GIVEN TASK
Reproduce each record below exactly as written.

RECORDS FOR THIS TASK

________________________

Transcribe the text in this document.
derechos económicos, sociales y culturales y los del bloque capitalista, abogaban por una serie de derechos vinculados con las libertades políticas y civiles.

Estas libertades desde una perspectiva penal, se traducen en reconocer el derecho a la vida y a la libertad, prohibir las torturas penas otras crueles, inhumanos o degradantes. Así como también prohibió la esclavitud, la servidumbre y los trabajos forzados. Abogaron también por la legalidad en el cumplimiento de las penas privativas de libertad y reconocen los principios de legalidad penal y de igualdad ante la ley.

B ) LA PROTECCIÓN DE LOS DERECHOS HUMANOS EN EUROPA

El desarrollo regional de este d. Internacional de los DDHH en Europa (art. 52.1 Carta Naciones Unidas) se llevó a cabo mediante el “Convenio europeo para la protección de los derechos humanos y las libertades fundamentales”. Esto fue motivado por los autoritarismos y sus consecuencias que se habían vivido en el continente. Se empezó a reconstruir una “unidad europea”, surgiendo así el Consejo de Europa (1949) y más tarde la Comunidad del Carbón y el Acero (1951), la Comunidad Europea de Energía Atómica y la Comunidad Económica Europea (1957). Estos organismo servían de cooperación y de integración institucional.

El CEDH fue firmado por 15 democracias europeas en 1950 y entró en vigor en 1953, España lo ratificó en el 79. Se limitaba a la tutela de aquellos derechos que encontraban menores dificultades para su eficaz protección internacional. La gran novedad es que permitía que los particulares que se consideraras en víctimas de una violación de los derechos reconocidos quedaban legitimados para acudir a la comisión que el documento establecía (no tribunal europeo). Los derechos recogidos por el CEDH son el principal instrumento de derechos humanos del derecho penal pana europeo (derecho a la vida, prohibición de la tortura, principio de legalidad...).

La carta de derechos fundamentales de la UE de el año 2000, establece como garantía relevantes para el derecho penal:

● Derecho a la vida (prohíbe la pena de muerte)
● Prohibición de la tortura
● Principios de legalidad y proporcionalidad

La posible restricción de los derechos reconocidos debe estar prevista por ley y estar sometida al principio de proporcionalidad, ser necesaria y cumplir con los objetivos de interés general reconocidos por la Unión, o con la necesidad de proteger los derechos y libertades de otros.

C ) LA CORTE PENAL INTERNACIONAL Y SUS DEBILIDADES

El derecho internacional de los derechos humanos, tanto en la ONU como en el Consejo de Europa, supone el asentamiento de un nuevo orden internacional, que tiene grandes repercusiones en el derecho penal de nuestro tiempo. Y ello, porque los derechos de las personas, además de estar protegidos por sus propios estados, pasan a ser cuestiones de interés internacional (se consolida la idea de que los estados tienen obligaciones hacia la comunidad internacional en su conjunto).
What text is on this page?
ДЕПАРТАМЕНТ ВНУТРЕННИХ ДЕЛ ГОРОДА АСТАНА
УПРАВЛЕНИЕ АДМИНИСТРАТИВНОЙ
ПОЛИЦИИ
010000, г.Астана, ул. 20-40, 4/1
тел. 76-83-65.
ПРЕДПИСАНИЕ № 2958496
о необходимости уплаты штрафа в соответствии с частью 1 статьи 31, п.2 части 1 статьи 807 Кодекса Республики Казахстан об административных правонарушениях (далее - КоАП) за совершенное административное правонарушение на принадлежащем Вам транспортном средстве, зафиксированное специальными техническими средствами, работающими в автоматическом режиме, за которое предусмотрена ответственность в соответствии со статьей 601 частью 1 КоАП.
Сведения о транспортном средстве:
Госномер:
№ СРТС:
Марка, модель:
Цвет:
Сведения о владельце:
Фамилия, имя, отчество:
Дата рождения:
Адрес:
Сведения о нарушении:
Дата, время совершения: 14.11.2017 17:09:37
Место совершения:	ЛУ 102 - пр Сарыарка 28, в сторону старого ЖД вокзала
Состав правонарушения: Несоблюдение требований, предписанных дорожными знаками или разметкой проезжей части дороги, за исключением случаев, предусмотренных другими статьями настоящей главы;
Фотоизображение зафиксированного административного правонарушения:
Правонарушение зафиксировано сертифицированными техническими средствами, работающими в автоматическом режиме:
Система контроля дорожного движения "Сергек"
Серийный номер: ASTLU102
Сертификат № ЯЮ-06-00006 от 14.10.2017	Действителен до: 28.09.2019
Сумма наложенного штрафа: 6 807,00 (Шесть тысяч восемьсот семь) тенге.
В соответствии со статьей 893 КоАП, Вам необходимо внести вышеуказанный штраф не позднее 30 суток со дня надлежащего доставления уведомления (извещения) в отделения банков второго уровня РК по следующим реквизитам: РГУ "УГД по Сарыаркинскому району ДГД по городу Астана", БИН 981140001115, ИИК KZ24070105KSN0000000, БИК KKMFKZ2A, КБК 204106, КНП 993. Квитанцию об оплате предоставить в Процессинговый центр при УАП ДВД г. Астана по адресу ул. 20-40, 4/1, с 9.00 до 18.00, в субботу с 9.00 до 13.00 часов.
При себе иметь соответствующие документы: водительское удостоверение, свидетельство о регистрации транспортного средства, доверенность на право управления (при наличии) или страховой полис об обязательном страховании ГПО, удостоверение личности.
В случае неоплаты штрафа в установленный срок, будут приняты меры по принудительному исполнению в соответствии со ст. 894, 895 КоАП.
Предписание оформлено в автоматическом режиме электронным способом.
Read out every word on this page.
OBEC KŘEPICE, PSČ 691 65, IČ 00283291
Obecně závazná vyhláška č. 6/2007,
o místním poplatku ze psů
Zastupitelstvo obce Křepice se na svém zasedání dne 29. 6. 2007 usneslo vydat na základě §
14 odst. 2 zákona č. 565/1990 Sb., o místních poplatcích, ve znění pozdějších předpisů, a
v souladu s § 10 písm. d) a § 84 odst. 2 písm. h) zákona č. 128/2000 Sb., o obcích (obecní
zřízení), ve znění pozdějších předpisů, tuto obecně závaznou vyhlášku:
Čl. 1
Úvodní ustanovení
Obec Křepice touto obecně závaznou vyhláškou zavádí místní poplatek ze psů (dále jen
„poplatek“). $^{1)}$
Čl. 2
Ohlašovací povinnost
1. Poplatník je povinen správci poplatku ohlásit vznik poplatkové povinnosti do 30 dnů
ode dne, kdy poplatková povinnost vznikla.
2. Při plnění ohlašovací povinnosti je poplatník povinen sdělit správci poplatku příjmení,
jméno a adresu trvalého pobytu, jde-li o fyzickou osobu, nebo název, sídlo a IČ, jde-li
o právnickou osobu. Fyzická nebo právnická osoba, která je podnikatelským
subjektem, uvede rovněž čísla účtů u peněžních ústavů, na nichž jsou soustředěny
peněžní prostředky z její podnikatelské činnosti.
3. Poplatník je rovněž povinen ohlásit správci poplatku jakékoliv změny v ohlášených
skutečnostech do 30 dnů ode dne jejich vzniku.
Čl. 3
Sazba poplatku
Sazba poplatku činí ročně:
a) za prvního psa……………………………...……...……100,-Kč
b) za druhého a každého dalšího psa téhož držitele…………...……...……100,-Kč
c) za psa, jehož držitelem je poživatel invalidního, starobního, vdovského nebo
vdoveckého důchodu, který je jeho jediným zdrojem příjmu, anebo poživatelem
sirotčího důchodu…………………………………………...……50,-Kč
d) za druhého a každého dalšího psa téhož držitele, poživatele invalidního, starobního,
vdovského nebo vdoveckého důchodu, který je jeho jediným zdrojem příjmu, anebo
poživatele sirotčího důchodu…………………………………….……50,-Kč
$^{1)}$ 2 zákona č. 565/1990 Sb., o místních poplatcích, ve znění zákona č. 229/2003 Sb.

________________________

TASK RESPONSE
Transcribe the text in this document.
derechos económicos, sociales y culturales y los del bloque capitalista, abogaban por una serie de derechos vinculados con las libertades políticas y civiles.

Estas libertades desde una perspectiva penal, se traducen en reconocer el derecho a la vida y a la libertad, prohibir las torturas penas otras crueles, inhumanos o degradantes. Así como también prohibió la esclavitud, la servidumbre y los trabajos forzados. Abogaron también por la legalidad en el cumplimiento de las penas privativas de libertad y reconocen los principios de legalidad penal y de igualdad ante la ley.

B ) LA PROTECCIÓN DE LOS DERECHOS HUMANOS EN EUROPA

El desarrollo regional de este d. Internacional de los DDHH en Europa (art. 52.1 Carta Naciones Unidas) se llevó a cabo mediante el “Convenio europeo para la protección de los derechos humanos y las libertades fundamentales”. Esto fue motivado por los autoritarismos y sus consecuencias que se habían vivido en el continente. Se empezó a reconstruir una “unidad europea”, surgiendo así el Consejo de Europa (1949) y más tarde la Comunidad del Carbón y el Acero (1951), la Comunidad Europea de Energía Atómica y la Comunidad Económica Europea (1957). Estos organismo servían de cooperación y de integración institucional.

El CEDH fue firmado por 15 democracias europeas en 1950 y entró en vigor en 1953, España lo ratificó en el 79. Se limitaba a la tutela de aquellos derechos que encontraban menores dificultades para su eficaz protección internacional. La gran novedad es que permitía que los particulares que se consideraras en víctimas de una violación de los derechos reconocidos quedaban legitimados para acudir a la comisión que el documento establecía (no tribunal europeo). Los derechos recogidos por el CEDH son el principal instrumento de derechos humanos del derecho penal pana europeo (derecho a la vida, prohibición de la tortura, principio de legalidad...).

La carta de derechos fundamentales de la UE de el año 2000, establece como garantía relevantes para el derecho penal:

● Derecho a la vida (prohíbe la pena de muerte)
● Prohibición de la tortura
● Principios de legalidad y proporcionalidad

La posible restricción de los derechos reconocidos debe estar prevista por ley y estar sometida al principio de proporcionalidad, ser necesaria y cumplir con los objetivos de interés general reconocidos por la Unión, o con la necesidad de proteger los derechos y libertades de otros.

C ) LA CORTE PENAL INTERNACIONAL Y SUS DEBILIDADES

El derecho internacional de los derechos humanos, tanto en la ONU como en el Consejo de Europa, supone el asentamiento de un nuevo orden internacional, que tiene grandes repercusiones en el derecho penal de nuestro tiempo. Y ello, porque los derechos de las personas, además de estar protegidos por sus propios estados, pasan a ser cuestiones de interés internacional (se consolida la idea de que los estados tienen obligaciones hacia la comunidad internacional en su conjunto).
What text is on this page?
ДЕПАРТАМЕНТ ВНУТРЕННИХ ДЕЛ ГОРОДА АСТАНА
УПРАВЛЕНИЕ АДМИНИСТРАТИВНОЙ
ПОЛИЦИИ
010000, г.Астана, ул. 20-40, 4/1
тел. 76-83-65.
ПРЕДПИСАНИЕ № 2958496
о необходимости уплаты штрафа в соответствии с частью 1 статьи 31, п.2 части 1 статьи 807 Кодекса Республики Казахстан об административных правонарушениях (далее - КоАП) за совершенное административное правонарушение на принадлежащем Вам транспортном средстве, зафиксированное специальными техническими средствами, работающими в автоматическом режиме, за которое предусмотрена ответственность в соответствии со статьей 601 частью 1 КоАП.
Сведения о транспортном средстве:
Госномер:
№ СРТС:
Марка, модель:
Цвет:
Сведения о владельце:
Фамилия, имя, отчество:
Дата рождения:
Адрес:
Сведения о нарушении:
Дата, время совершения: 14.11.2017 17:09:37
Место совершения:	ЛУ 102 - пр Сарыарка 28, в сторону старого ЖД вокзала
Состав правонарушения: Несоблюдение требований, предписанных дорожными знаками или разметкой проезжей части дороги, за исключением случаев, предусмотренных другими статьями настоящей главы;
Фотоизображение зафиксированного административного правонарушения:
Правонарушение зафиксировано сертифицированными техническими средствами, работающими в автоматическом режиме:
Система контроля дорожного движения "Сергек"
Серийный номер: ASTLU102
Сертификат № ЯЮ-06-00006 от 14.10.2017	Действителен до: 28.09.2019
Сумма наложенного штрафа: 6 807,00 (Шесть тысяч восемьсот семь) тенге.
В соответствии со статьей 893 КоАП, Вам необходимо внести вышеуказанный штраф не позднее 30 суток со дня надлежащего доставления уведомления (извещения) в отделения банков второго уровня РК по следующим реквизитам: РГУ "УГД по Сарыаркинскому району ДГД по городу Астана", БИН 981140001115, ИИК KZ24070105KSN0000000, БИК KKMFKZ2A, КБК 204106, КНП 993. Квитанцию об оплате предоставить в Процессинговый центр при УАП ДВД г. Астана по адресу ул. 20-40, 4/1, с 9.00 до 18.00, в субботу с 9.00 до 13.00 часов.
При себе иметь соответствующие документы: водительское удостоверение, свидетельство о регистрации транспортного средства, доверенность на право управления (при наличии) или страховой полис об обязательном страховании ГПО, удостоверение личности.
В случае неоплаты штрафа в установленный срок, будут приняты меры по принудительному исполнению в соответствии со ст. 894, 895 КоАП.
Предписание оформлено в автоматическом режиме электронным способом.
Read out every word on this page.
OBEC KŘEPICE, PSČ 691 65, IČ 00283291
Obecně závazná vyhláška č. 6/2007,
o místním poplatku ze psů
Zastupitelstvo obce Křepice se na svém zasedání dne 29. 6. 2007 usneslo vydat na základě §
14 odst. 2 zákona č. 565/1990 Sb., o místních poplatcích, ve znění pozdějších předpisů, a
v souladu s § 10 písm. d) a § 84 odst. 2 písm. h) zákona č. 128/2000 Sb., o obcích (obecní
zřízení), ve znění pozdějších předpisů, tuto obecně závaznou vyhlášku:
Čl. 1
Úvodní ustanovení
Obec Křepice touto obecně závaznou vyhláškou zavádí místní poplatek ze psů (dále jen
„poplatek“). $^{1)}$
Čl. 2
Ohlašovací povinnost
1. Poplatník je povinen správci poplatku ohlásit vznik poplatkové povinnosti do 30 dnů
ode dne, kdy poplatková povinnost vznikla.
2. Při plnění ohlašovací povinnosti je poplatník povinen sdělit správci poplatku příjmení,
jméno a adresu trvalého pobytu, jde-li o fyzickou osobu, nebo název, sídlo a IČ, jde-li
o právnickou osobu. Fyzická nebo právnická osoba, která je podnikatelským
subjektem, uvede rovněž čísla účtů u peněžních ústavů, na nichž jsou soustředěny
peněžní prostředky z její podnikatelské činnosti.
3. Poplatník je rovněž povinen ohlásit správci poplatku jakékoliv změny v ohlášených
skutečnostech do 30 dnů ode dne jejich vzniku.
Čl. 3
Sazba poplatku
Sazba poplatku činí ročně:
a) za prvního psa……………………………...……...……100,-Kč
b) za druhého a každého dalšího psa téhož držitele…………...……...……100,-Kč
c) za psa, jehož držitelem je poživatel invalidního, starobního, vdovského nebo
vdoveckého důchodu, který je jeho jediným zdrojem příjmu, anebo poživatelem
sirotčího důchodu…………………………………………...……50,-Kč
d) za druhého a každého dalšího psa téhož držitele, poživatele invalidního, starobního,
vdovského nebo vdoveckého důchodu, který je jeho jediným zdrojem příjmu, anebo
poživatele sirotčího důchodu…………………………………….……50,-Kč
$^{1)}$ 2 zákona č. 565/1990 Sb., o místních poplatcích, ve znění zákona č. 229/2003 Sb.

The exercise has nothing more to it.